The exercise:
Using the entries that follow, collect the lines where the word "Markit" appears.

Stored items
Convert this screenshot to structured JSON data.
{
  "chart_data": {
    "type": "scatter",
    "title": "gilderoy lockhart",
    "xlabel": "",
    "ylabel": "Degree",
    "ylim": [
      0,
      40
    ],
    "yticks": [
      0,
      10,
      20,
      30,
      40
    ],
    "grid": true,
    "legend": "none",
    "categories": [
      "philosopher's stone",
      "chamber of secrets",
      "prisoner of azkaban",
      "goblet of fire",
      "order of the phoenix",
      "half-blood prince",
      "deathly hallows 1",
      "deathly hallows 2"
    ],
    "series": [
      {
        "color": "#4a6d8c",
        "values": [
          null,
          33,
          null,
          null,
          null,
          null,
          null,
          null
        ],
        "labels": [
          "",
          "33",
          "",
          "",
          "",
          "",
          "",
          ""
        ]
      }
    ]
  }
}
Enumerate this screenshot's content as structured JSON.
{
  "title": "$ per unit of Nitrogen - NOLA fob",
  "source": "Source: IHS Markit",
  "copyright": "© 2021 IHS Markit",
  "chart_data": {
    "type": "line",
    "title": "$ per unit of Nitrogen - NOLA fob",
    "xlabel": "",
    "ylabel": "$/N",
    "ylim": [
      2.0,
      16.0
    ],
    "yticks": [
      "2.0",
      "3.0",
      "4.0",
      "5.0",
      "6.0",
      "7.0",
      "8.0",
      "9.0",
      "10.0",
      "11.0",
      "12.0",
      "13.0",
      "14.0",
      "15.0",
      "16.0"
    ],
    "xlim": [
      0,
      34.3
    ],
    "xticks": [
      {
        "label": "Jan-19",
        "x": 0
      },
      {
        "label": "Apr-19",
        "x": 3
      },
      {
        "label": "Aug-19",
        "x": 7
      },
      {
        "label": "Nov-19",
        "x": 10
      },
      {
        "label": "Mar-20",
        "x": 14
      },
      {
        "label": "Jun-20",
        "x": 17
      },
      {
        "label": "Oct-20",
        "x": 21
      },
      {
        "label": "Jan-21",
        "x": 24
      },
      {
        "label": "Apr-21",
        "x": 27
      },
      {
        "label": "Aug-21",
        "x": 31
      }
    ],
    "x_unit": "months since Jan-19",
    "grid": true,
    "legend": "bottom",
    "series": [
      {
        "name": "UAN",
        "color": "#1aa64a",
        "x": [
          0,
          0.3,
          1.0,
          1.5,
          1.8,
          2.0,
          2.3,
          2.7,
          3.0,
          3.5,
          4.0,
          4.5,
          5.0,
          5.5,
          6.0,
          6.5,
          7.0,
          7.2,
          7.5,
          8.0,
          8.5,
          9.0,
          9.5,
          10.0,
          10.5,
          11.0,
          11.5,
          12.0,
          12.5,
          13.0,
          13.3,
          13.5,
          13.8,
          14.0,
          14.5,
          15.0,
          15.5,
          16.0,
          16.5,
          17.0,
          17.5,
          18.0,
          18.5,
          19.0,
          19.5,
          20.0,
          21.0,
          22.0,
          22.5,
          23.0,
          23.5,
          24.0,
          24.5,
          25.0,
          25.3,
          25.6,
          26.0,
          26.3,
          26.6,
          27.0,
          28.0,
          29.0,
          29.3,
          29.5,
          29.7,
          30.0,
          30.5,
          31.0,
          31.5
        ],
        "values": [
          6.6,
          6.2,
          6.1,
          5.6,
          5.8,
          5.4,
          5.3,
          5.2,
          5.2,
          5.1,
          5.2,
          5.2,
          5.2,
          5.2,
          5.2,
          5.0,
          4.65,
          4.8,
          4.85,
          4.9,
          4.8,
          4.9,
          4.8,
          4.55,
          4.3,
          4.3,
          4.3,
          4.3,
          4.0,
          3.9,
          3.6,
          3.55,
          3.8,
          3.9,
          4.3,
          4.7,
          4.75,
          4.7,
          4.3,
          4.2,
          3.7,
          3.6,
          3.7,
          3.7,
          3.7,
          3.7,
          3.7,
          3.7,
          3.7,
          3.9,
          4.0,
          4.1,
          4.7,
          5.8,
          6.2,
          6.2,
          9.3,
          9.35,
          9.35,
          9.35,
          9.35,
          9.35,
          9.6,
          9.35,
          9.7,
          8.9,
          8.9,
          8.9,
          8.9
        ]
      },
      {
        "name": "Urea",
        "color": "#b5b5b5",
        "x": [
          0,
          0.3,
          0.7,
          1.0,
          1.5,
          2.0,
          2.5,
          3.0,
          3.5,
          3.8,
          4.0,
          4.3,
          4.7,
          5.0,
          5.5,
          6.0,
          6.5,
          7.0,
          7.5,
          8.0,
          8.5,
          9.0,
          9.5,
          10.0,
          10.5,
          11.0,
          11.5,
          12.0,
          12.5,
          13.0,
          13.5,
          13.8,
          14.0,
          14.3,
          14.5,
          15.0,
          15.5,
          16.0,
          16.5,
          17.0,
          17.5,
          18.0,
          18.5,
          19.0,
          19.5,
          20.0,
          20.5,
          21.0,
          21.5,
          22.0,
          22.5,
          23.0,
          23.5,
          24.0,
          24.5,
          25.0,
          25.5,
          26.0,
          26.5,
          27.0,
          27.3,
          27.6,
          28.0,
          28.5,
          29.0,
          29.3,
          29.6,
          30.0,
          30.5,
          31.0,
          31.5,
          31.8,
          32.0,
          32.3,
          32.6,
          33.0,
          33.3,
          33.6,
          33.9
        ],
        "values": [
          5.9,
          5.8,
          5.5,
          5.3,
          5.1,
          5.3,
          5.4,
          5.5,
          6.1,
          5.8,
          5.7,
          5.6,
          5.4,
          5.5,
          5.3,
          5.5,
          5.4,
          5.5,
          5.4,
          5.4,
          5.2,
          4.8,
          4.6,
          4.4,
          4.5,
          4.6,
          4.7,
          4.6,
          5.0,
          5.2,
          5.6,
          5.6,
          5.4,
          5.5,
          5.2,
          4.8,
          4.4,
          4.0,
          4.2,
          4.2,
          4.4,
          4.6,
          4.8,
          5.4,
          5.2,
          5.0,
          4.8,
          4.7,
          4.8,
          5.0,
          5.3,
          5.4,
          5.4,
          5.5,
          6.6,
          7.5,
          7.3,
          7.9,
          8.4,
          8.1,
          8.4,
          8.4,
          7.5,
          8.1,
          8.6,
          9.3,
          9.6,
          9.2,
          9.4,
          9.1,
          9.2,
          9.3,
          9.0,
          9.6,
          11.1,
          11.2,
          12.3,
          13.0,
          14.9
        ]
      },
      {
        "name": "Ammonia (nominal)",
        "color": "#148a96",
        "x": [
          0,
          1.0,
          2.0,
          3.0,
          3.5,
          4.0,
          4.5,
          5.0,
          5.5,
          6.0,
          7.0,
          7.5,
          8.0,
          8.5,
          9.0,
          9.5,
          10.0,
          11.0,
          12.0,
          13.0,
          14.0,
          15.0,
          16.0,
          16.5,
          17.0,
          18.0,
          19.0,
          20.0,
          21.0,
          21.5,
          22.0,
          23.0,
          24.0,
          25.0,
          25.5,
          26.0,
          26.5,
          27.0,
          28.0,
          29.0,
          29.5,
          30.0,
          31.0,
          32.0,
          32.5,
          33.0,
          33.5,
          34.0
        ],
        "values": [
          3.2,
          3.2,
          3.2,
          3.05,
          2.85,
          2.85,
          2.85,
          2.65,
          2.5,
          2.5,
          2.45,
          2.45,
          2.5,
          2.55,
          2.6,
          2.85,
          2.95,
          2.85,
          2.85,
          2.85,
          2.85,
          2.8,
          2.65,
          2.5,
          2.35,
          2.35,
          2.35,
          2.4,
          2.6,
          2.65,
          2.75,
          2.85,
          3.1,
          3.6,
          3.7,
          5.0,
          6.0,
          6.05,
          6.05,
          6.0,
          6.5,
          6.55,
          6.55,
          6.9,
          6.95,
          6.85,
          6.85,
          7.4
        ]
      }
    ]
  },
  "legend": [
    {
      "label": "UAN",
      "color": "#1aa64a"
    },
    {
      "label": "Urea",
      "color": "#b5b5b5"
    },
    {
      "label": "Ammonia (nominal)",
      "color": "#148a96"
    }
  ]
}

Result for this task:
  "source": "Source: IHS Markit",
  "copyright": "© 2021 IHS Markit",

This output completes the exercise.